What is asked – Collect each line holding the string "icon".

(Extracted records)
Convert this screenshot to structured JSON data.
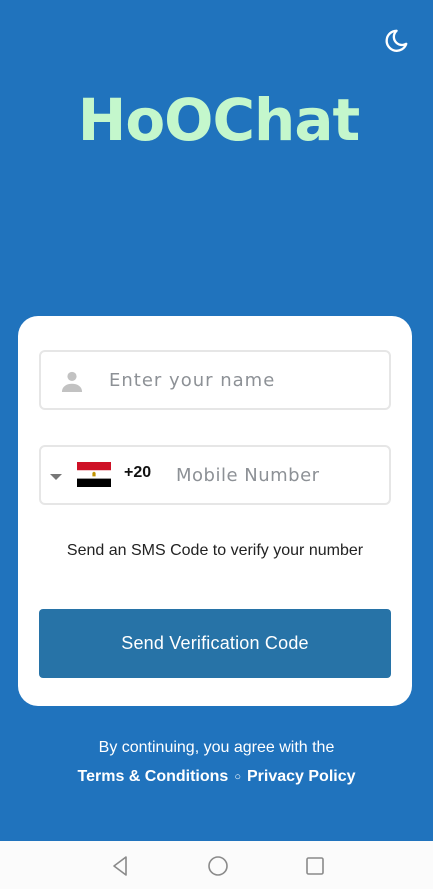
{
  "app": {
    "title": "HoOChat"
  },
  "header": {
    "theme_toggle_icon": "moon-icon"
  },
  "login": {
    "name_placeholder": "Enter your name",
    "name_icon": "person-icon",
    "country_flag": "egypt-flag",
    "dial_code": "+20",
    "phone_placeholder": "Mobile Number",
    "sms_note": "Send an SMS Code to verify your number",
    "send_button_label": "Send Verification Code"
  },
  "legal": {
    "intro": "By continuing, you agree with the",
    "terms_label": "Terms & Conditions",
    "separator": "○",
    "privacy_label": "Privacy Policy"
  },
  "nav": {
    "back_icon": "triangle-back-icon",
    "home_icon": "circle-home-icon",
    "recent_icon": "square-recent-icon"
  },
  "colors": {
    "background": "#2073bd",
    "brand_text": "#c4f7cc",
    "button": "#2773a7",
    "card": "#ffffff"
  }
}
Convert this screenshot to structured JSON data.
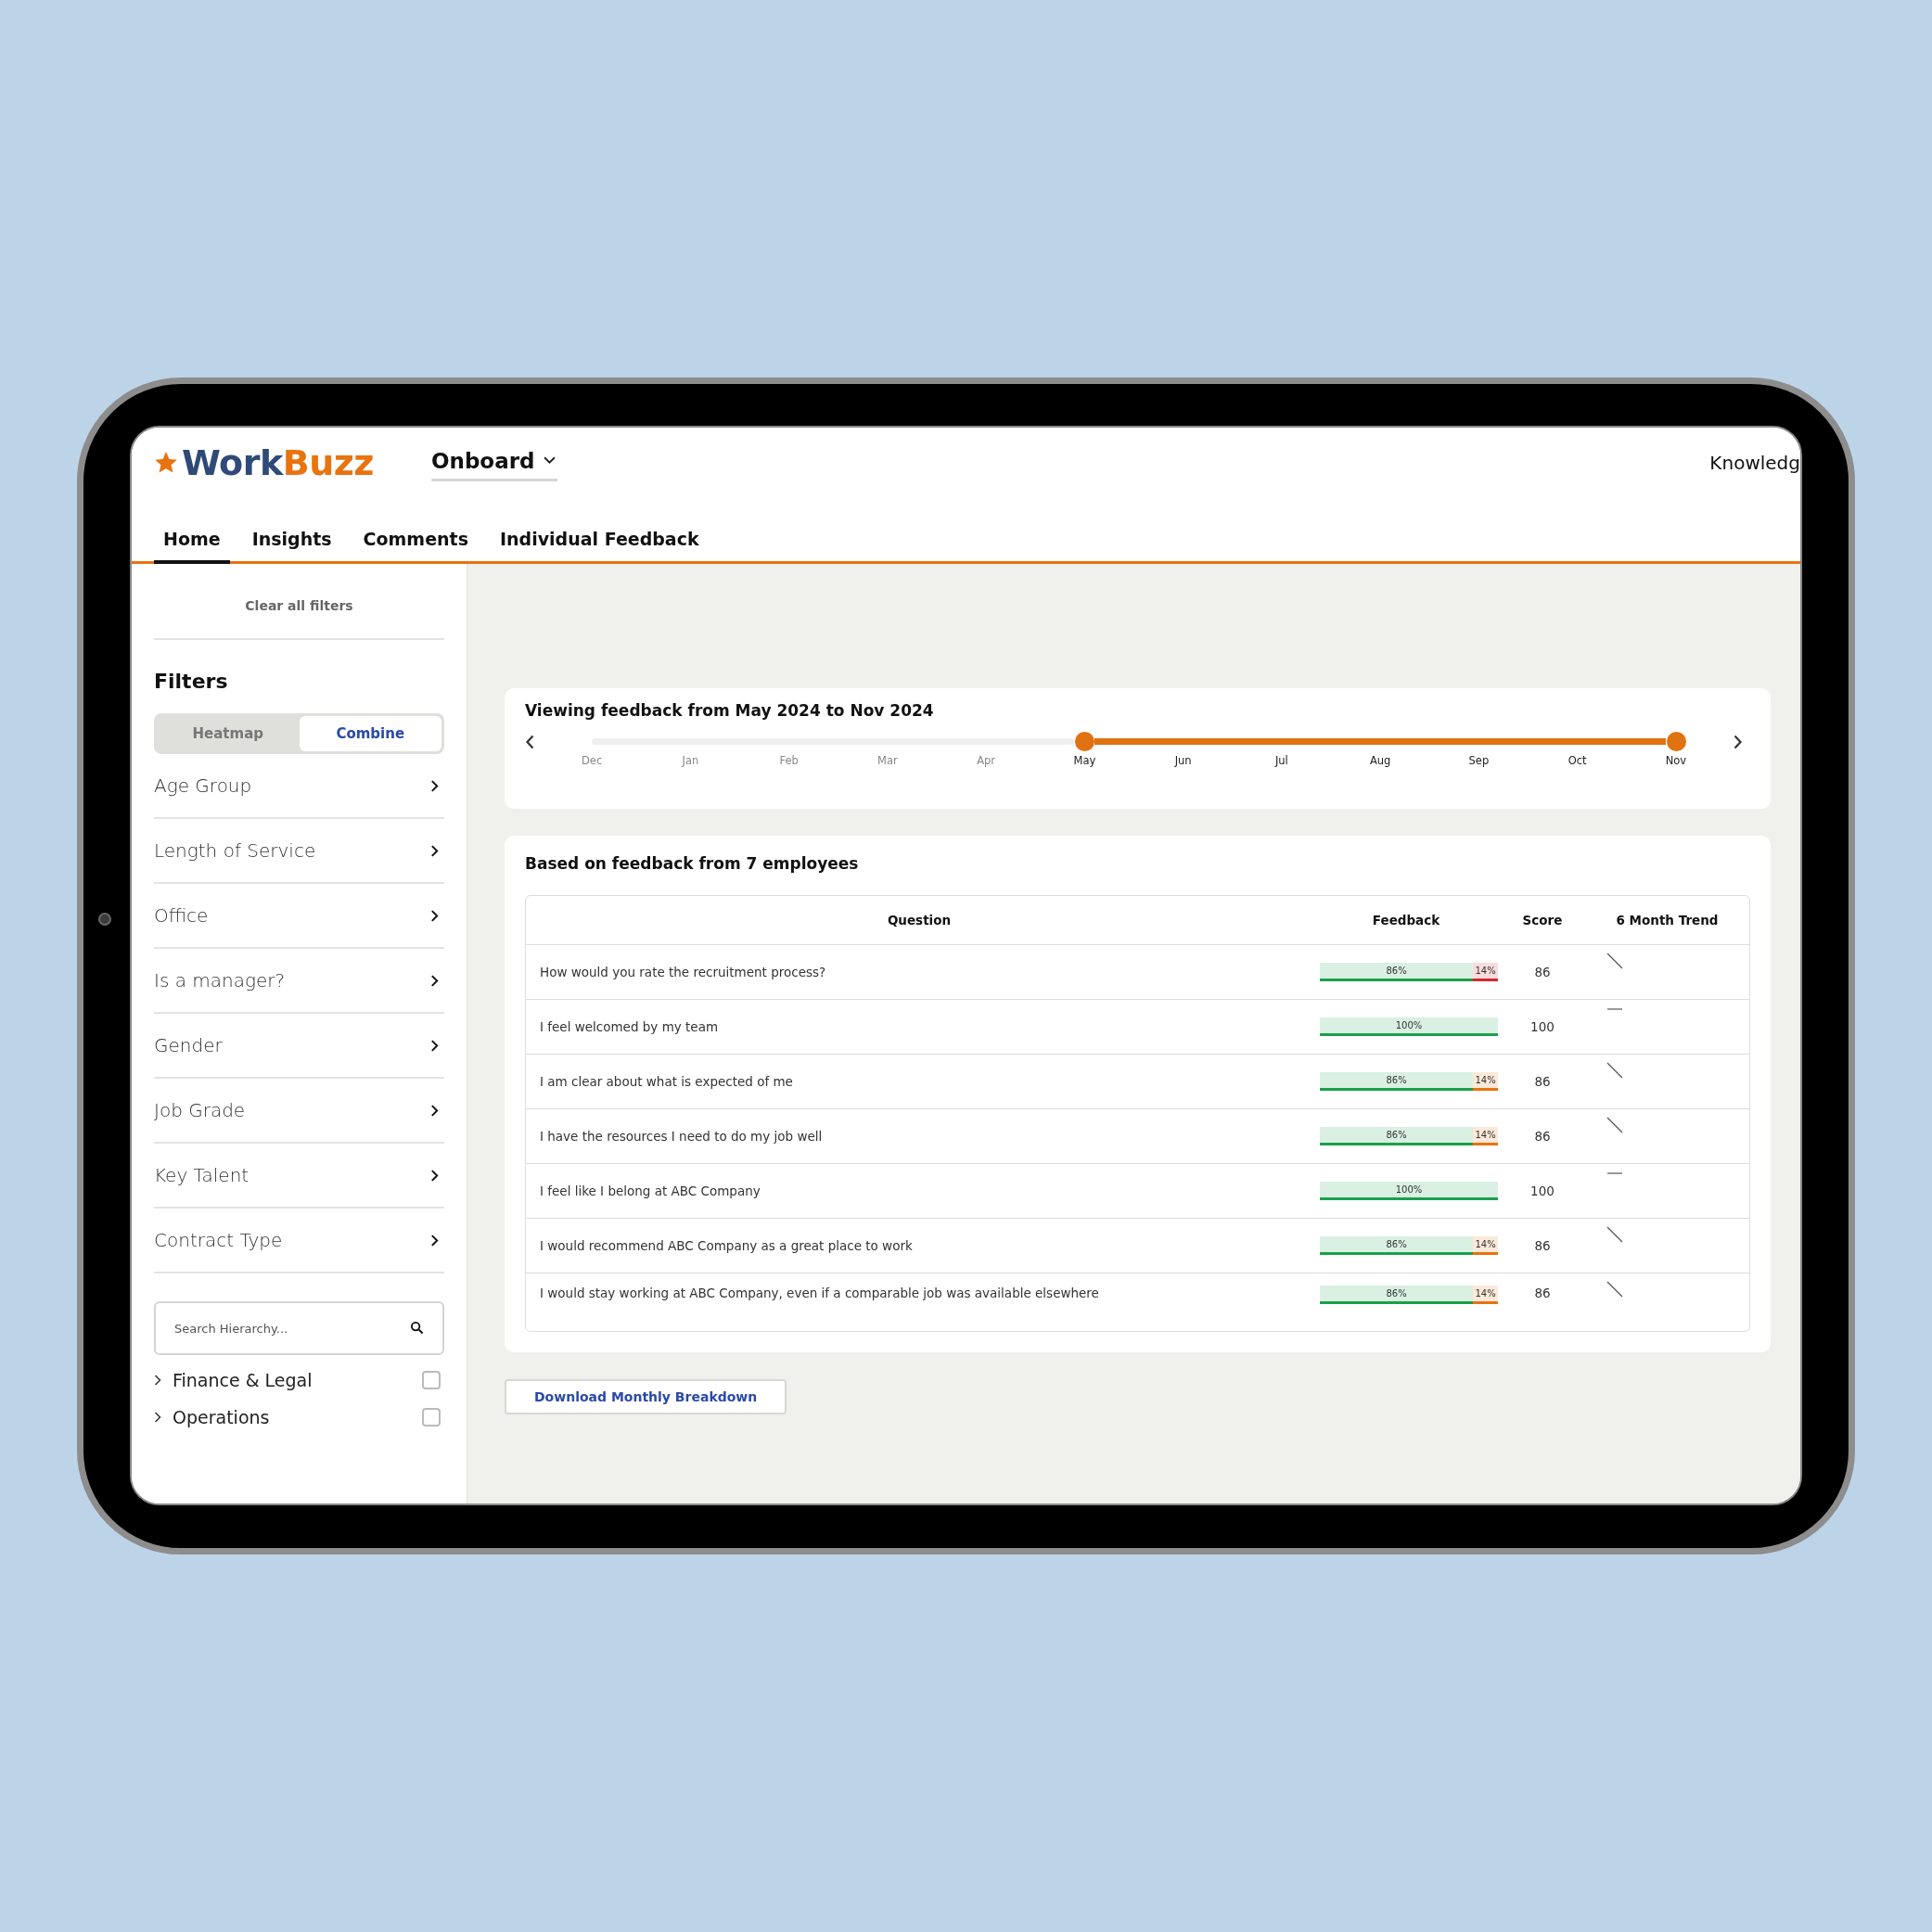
{
  "header": {
    "logo": {
      "part1": "Work",
      "part2": "Buzz"
    },
    "product_menu": {
      "label": "Onboard"
    },
    "right_link": "Knowledg"
  },
  "tabs": [
    {
      "label": "Home",
      "selected": true
    },
    {
      "label": "Insights",
      "selected": false
    },
    {
      "label": "Comments",
      "selected": false
    },
    {
      "label": "Individual Feedback",
      "selected": false
    }
  ],
  "sidebar": {
    "clear_filters": "Clear all filters",
    "title": "Filters",
    "view_toggle": [
      {
        "label": "Heatmap",
        "selected": false
      },
      {
        "label": "Combine",
        "selected": true
      }
    ],
    "filters": [
      "Age Group",
      "Length of Service",
      "Office",
      "Is a manager?",
      "Gender",
      "Job Grade",
      "Key Talent",
      "Contract Type"
    ],
    "hierarchy_search": {
      "placeholder": "Search Hierarchy..."
    },
    "hierarchy": [
      {
        "label": "Finance & Legal",
        "expanded": false,
        "checked": false
      },
      {
        "label": "Operations",
        "expanded": false,
        "checked": false
      }
    ]
  },
  "timeline": {
    "title": "Viewing feedback from May 2024 to Nov 2024",
    "months": [
      {
        "label": "Dec",
        "in_range": false
      },
      {
        "label": "Jan",
        "in_range": false
      },
      {
        "label": "Feb",
        "in_range": false
      },
      {
        "label": "Mar",
        "in_range": false
      },
      {
        "label": "Apr",
        "in_range": false
      },
      {
        "label": "May",
        "in_range": true
      },
      {
        "label": "Jun",
        "in_range": true
      },
      {
        "label": "Jul",
        "in_range": true
      },
      {
        "label": "Aug",
        "in_range": true
      },
      {
        "label": "Sep",
        "in_range": true
      },
      {
        "label": "Oct",
        "in_range": true
      },
      {
        "label": "Nov",
        "in_range": true
      }
    ]
  },
  "results": {
    "title": "Based on feedback from 7 employees",
    "columns": [
      "Question",
      "Feedback",
      "Score",
      "6 Month Trend"
    ],
    "rows": [
      {
        "question": "How would you rate the recruitment process?",
        "feedback": {
          "positive": {
            "label": "86%",
            "level": 0.86,
            "color": "#1aa04a"
          },
          "negative": {
            "label": "14%",
            "color": "#d9262e"
          }
        },
        "score": "86",
        "trend": {
          "kind": "down"
        }
      },
      {
        "question": "I feel welcomed by my team",
        "feedback": {
          "positive": {
            "label": "100%",
            "level": 1,
            "color": "#1aa04a"
          }
        },
        "score": "100",
        "trend": {
          "kind": "flat"
        }
      },
      {
        "question": "I am clear about what is expected of me",
        "feedback": {
          "positive": {
            "label": "86%",
            "level": 0.86,
            "color": "#1aa04a"
          },
          "negative": {
            "label": "14%",
            "color": "#e8730f"
          }
        },
        "score": "86",
        "trend": {
          "kind": "down"
        }
      },
      {
        "question": "I have the resources I need to do my job well",
        "feedback": {
          "positive": {
            "label": "86%",
            "level": 0.86,
            "color": "#1aa04a"
          },
          "negative": {
            "label": "14%",
            "color": "#e8730f"
          }
        },
        "score": "86",
        "trend": {
          "kind": "down"
        }
      },
      {
        "question": "I feel like I belong at ABC Company",
        "feedback": {
          "positive": {
            "label": "100%",
            "level": 1,
            "color": "#1aa04a"
          }
        },
        "score": "100",
        "trend": {
          "kind": "flat"
        }
      },
      {
        "question": "I would recommend ABC Company as a great place to work",
        "feedback": {
          "positive": {
            "label": "86%",
            "level": 0.86,
            "color": "#1aa04a"
          },
          "negative": {
            "label": "14%",
            "color": "#e8730f"
          }
        },
        "score": "86",
        "trend": {
          "kind": "down"
        }
      },
      {
        "question": "I would stay working at ABC Company, even if a comparable job was available elsewhere",
        "feedback": {
          "positive": {
            "label": "86%",
            "level": 0.86,
            "color": "#1aa04a"
          },
          "negative": {
            "label": "14%",
            "color": "#e8730f"
          }
        },
        "score": "86",
        "trend": {
          "kind": "down"
        }
      }
    ]
  },
  "download_button": "Download Monthly Breakdown"
}
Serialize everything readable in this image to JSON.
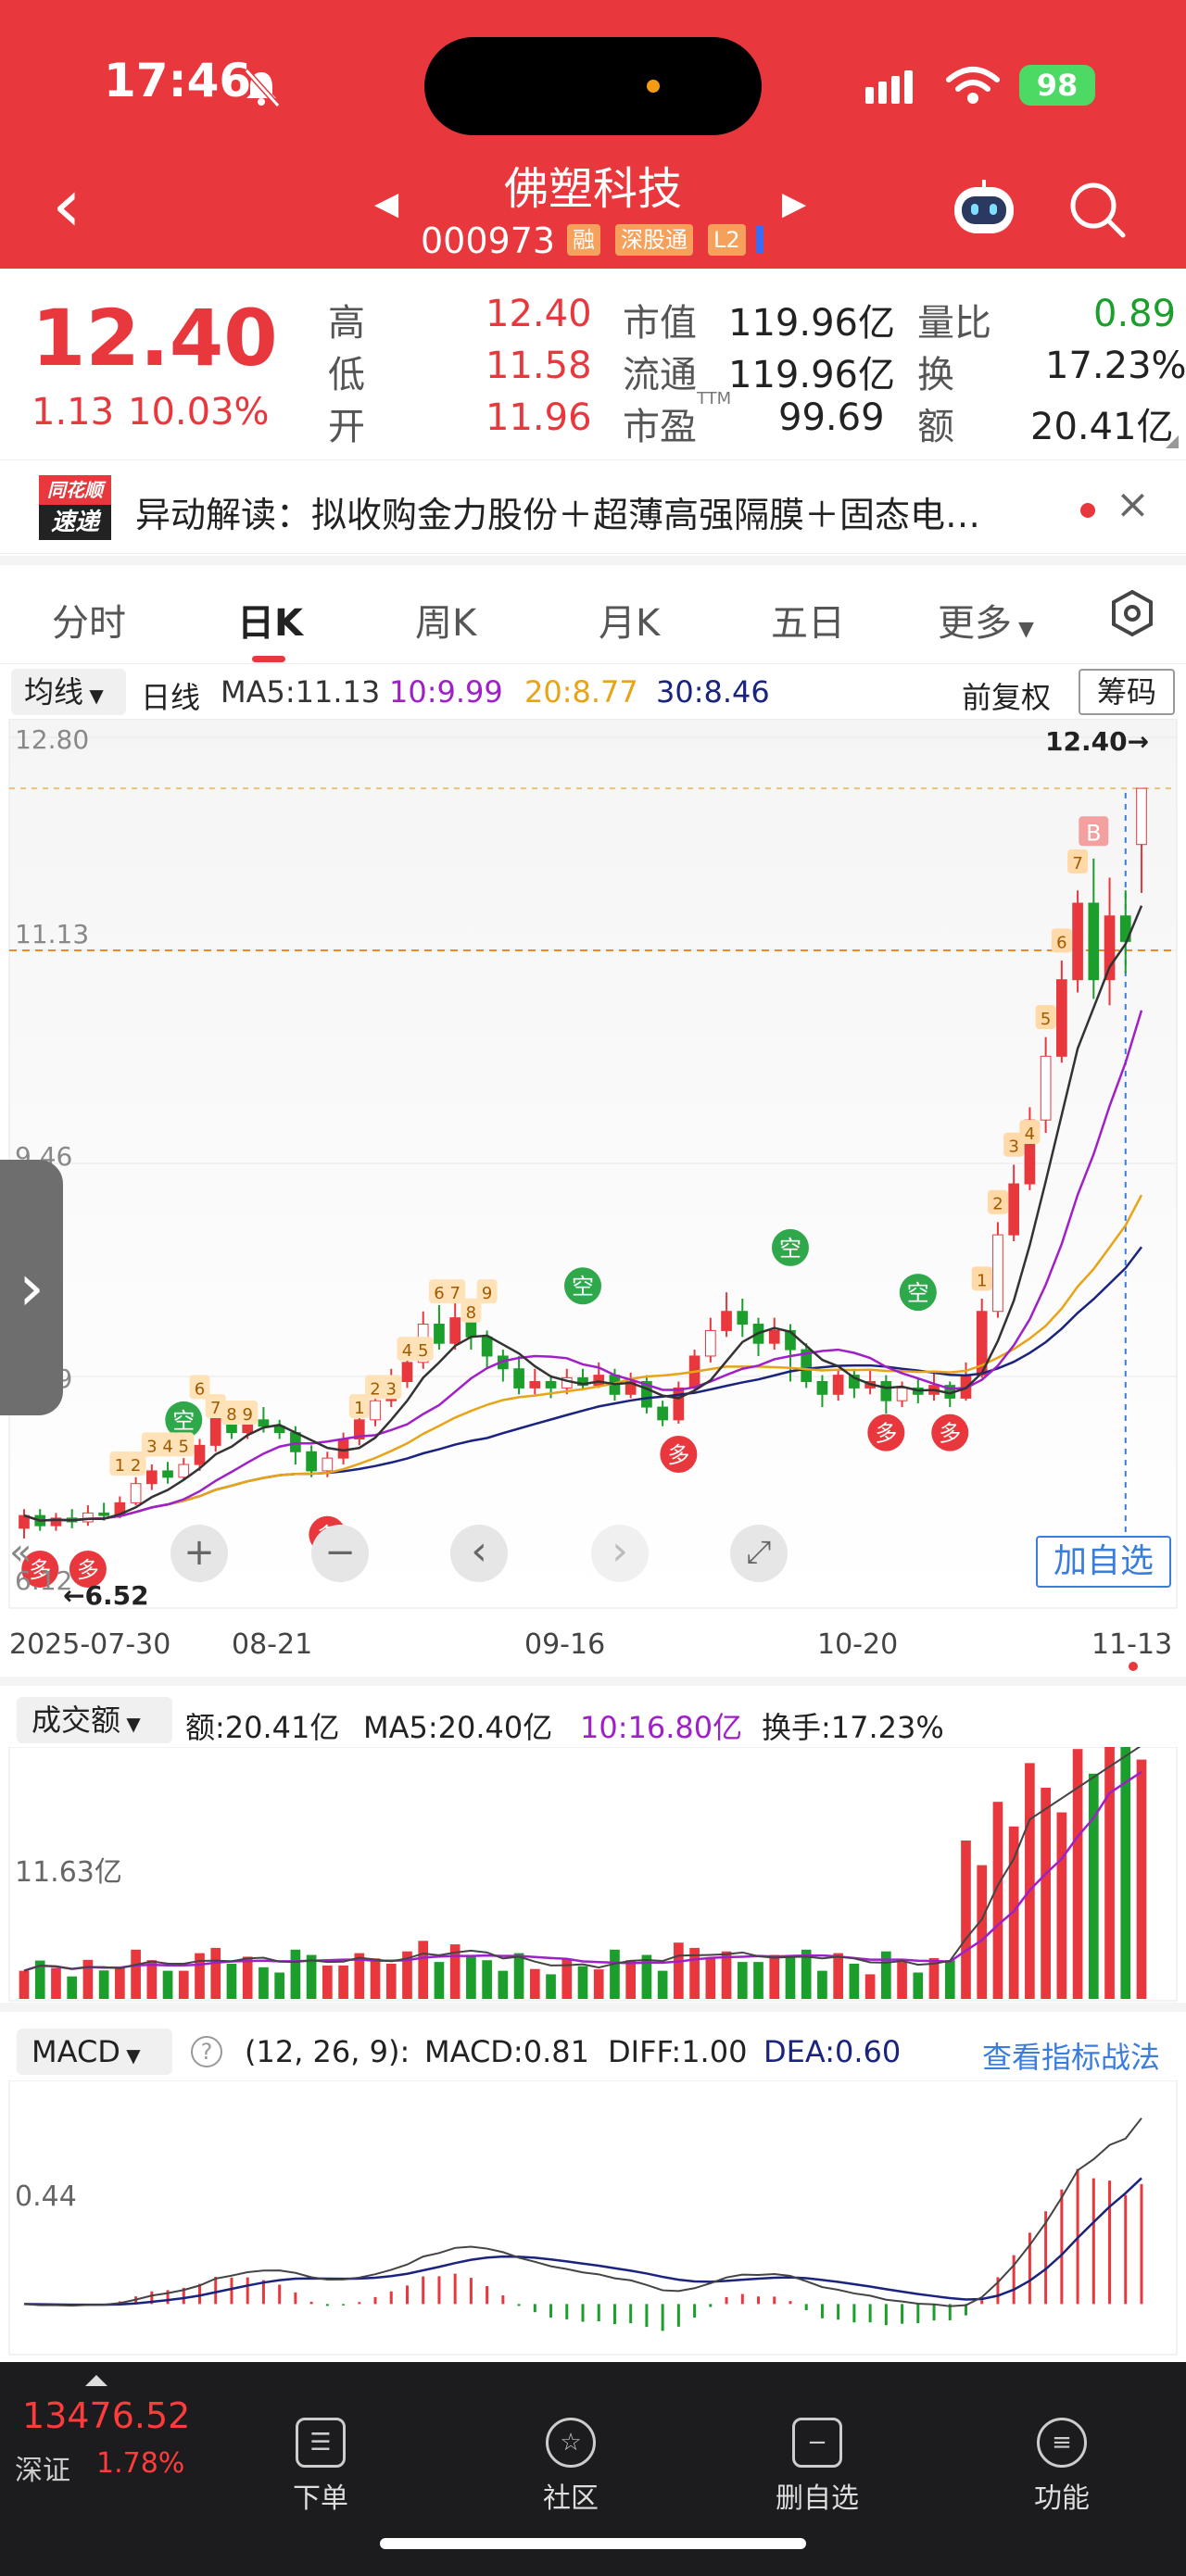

Answer for the task –
    "theme_toggle_icon": "moon-icon"
    "name_icon": "person-icon",
    "back_icon": "triangle-back-icon",
    "home_icon": "circle-home-icon",
    "recent_icon": "square-recent-icon"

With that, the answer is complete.